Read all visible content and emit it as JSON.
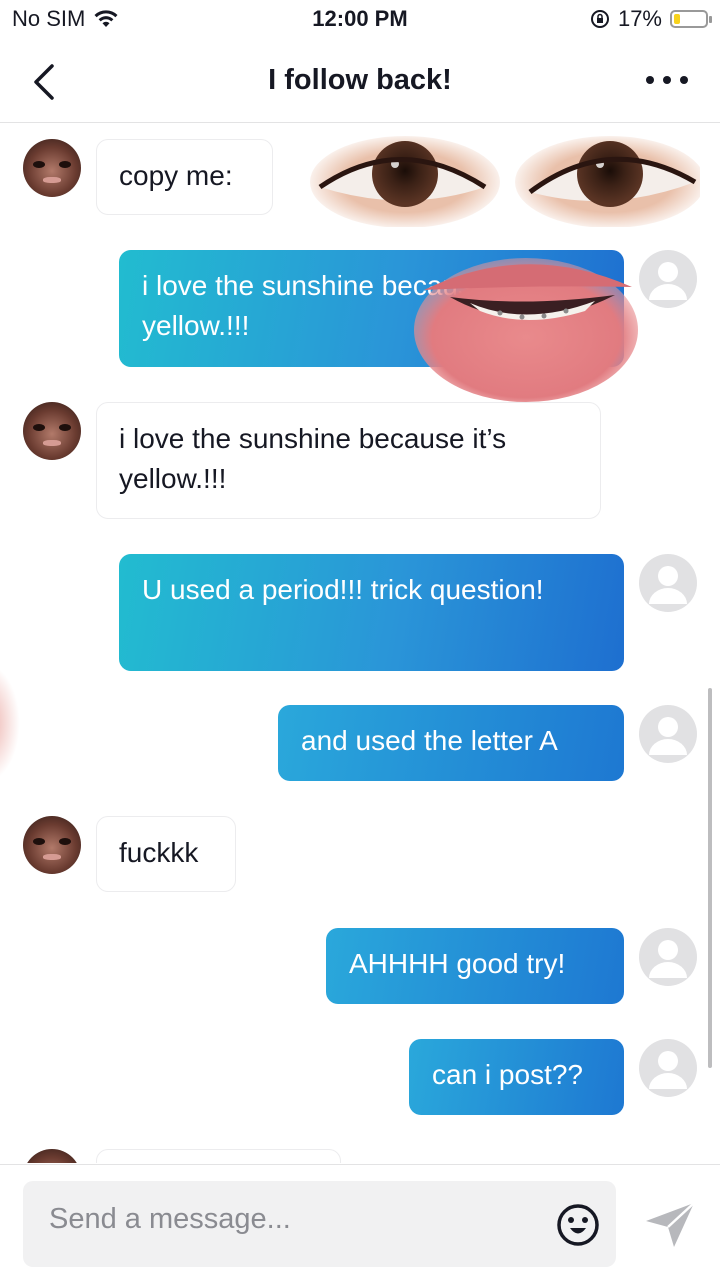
{
  "status_bar": {
    "carrier": "No SIM",
    "time": "12:00 PM",
    "battery_percent": "17%",
    "battery_level": 0.17
  },
  "header": {
    "title": "I follow back!",
    "back_icon": "chevron-left-icon",
    "more_icon": "more-horizontal-icon"
  },
  "messages": [
    {
      "from": "them",
      "text": "copy me:"
    },
    {
      "from": "me",
      "text": "i love the sunshine because it’s yellow.!!!"
    },
    {
      "from": "them",
      "text": "i love the sunshine because it’s yellow.!!!"
    },
    {
      "from": "me",
      "text": "U used a period!!! trick question!"
    },
    {
      "from": "me",
      "text": "and used the letter A"
    },
    {
      "from": "them",
      "text": "fuckkk"
    },
    {
      "from": "me",
      "text": "AHHHH good try!"
    },
    {
      "from": "me",
      "text": "can i post??"
    }
  ],
  "composer": {
    "placeholder": "Send a message...",
    "emoji_icon": "emoji-icon",
    "send_icon": "send-icon"
  },
  "colors": {
    "sent_gradient_start": "#22bcd0",
    "sent_gradient_end": "#1e6fd0"
  }
}
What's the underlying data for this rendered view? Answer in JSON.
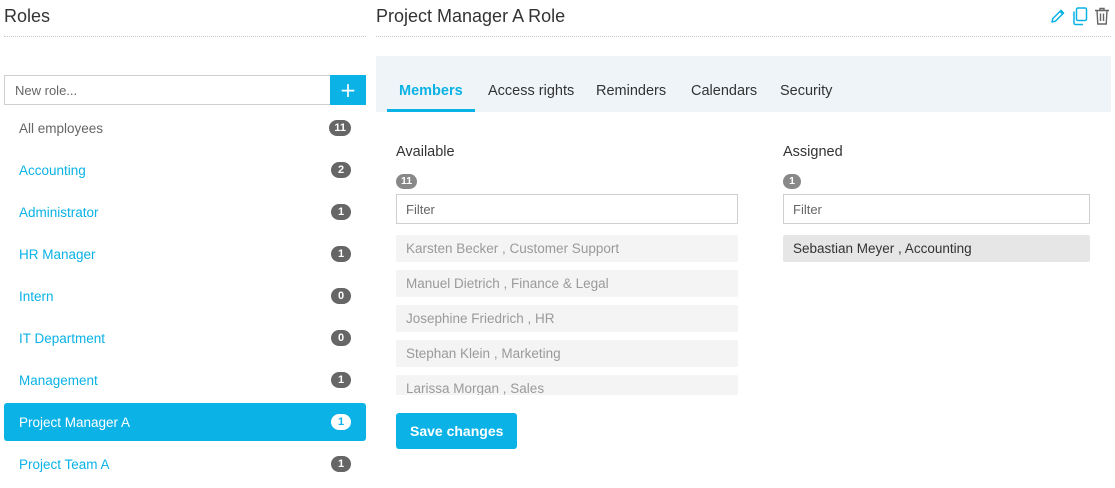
{
  "roles": {
    "title": "Roles",
    "new_role_placeholder": "New role...",
    "add_label": "+",
    "items": [
      {
        "label": "All employees",
        "count": "11"
      },
      {
        "label": "Accounting",
        "count": "2"
      },
      {
        "label": "Administrator",
        "count": "1"
      },
      {
        "label": "HR Manager",
        "count": "1"
      },
      {
        "label": "Intern",
        "count": "0"
      },
      {
        "label": "IT Department",
        "count": "0"
      },
      {
        "label": "Management",
        "count": "1"
      },
      {
        "label": "Project Manager A",
        "count": "1"
      },
      {
        "label": "Project Team A",
        "count": "1"
      }
    ],
    "selected_index": 7
  },
  "detail": {
    "title": "Project Manager A Role",
    "icons": [
      "pencil-icon",
      "copy-icon",
      "trash-icon"
    ],
    "tabs": [
      "Members",
      "Access rights",
      "Reminders",
      "Calendars",
      "Security"
    ],
    "active_tab": "Members",
    "available": {
      "title": "Available",
      "count": "11",
      "filter_placeholder": "Filter",
      "members": [
        "Karsten Becker , Customer Support",
        "Manuel Dietrich , Finance & Legal",
        "Josephine Friedrich , HR",
        "Stephan Klein , Marketing",
        "Larissa Morgan , Sales"
      ]
    },
    "assigned": {
      "title": "Assigned",
      "count": "1",
      "filter_placeholder": "Filter",
      "members": [
        "Sebastian Meyer , Accounting"
      ]
    },
    "save_label": "Save changes"
  },
  "colors": {
    "accent": "#0ab2e6",
    "badge": "#666666",
    "tab_bg": "#eef4f8"
  }
}
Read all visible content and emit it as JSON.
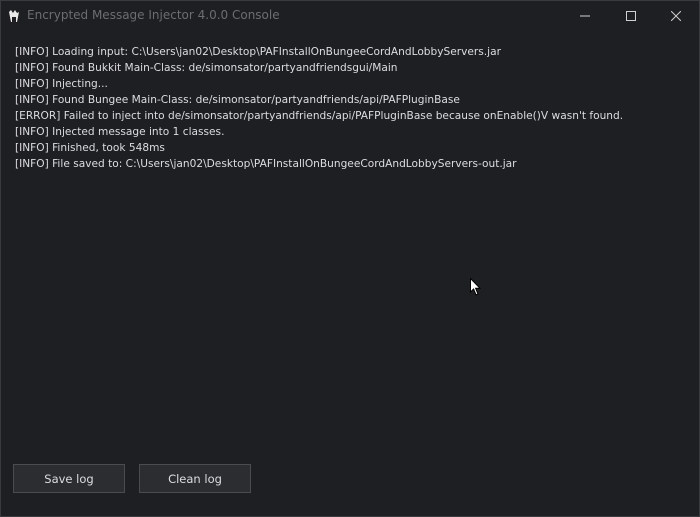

★ ★ ★ ★

Without including any pictures, print each record exactly.

== Written response ==
Read all visible content and emit it as JSON.
{
  "status_bar": {
    "carrier": "No SIM",
    "time": "12:00 PM",
    "battery_percent": "17%",
    "battery_level": 0.17
  },
  "header": {
    "title": "I follow back!",
    "back_icon": "chevron-left-icon",
    "more_icon": "more-horizontal-icon"
  },
  "messages": [
    {
      "from": "them",
      "text": "copy me:"
    },
    {
      "from": "me",
      "text": "i love the sunshine because it’s yellow.!!!"
    },
    {
      "from": "them",
      "text": "i love the sunshine because it’s yellow.!!!"
    },
    {
      "from": "me",
      "text": "U used a period!!! trick question!"
    },
    {
      "from": "me",
      "text": "and used the letter A"
    },
    {
      "from": "them",
      "text": "fuckkk"
    },
    {
      "from": "me",
      "text": "AHHHH good try!"
    },
    {
      "from": "me",
      "text": "can i post??"
    }
  ],
  "composer": {
    "placeholder": "Send a message...",
    "emoji_icon": "emoji-icon",
    "send_icon": "send-icon"
  },
  "colors": {
    "sent_gradient_start": "#22bcd0",
    "sent_gradient_end": "#1e6fd0"
  }
}
What's the underlying data for this rendered view? Answer in JSON.
{
  "roles": {
    "title": "Roles",
    "new_role_placeholder": "New role...",
    "add_label": "+",
    "items": [
      {
        "label": "All employees",
        "count": "11"
      },
      {
        "label": "Accounting",
        "count": "2"
      },
      {
        "label": "Administrator",
        "count": "1"
      },
      {
        "label": "HR Manager",
        "count": "1"
      },
      {
        "label": "Intern",
        "count": "0"
      },
      {
        "label": "IT Department",
        "count": "0"
      },
      {
        "label": "Management",
        "count": "1"
      },
      {
        "label": "Project Manager A",
        "count": "1"
      },
      {
        "label": "Project Team A",
        "count": "1"
      }
    ],
    "selected_index": 7
  },
  "detail": {
    "title": "Project Manager A Role",
    "icons": [
      "pencil-icon",
      "copy-icon",
      "trash-icon"
    ],
    "tabs": [
      "Members",
      "Access rights",
      "Reminders",
      "Calendars",
      "Security"
    ],
    "active_tab": "Members",
    "available": {
      "title": "Available",
      "count": "11",
      "filter_placeholder": "Filter",
      "members": [
        "Karsten Becker , Customer Support",
        "Manuel Dietrich , Finance & Legal",
        "Josephine Friedrich , HR",
        "Stephan Klein , Marketing",
        "Larissa Morgan , Sales"
      ]
    },
    "assigned": {
      "title": "Assigned",
      "count": "1",
      "filter_placeholder": "Filter",
      "members": [
        "Sebastian Meyer , Accounting"
      ]
    },
    "save_label": "Save changes"
  },
  "colors": {
    "accent": "#0ab2e6",
    "badge": "#666666",
    "tab_bg": "#eef4f8"
  }
}
Read all visible content and emit it as JSON.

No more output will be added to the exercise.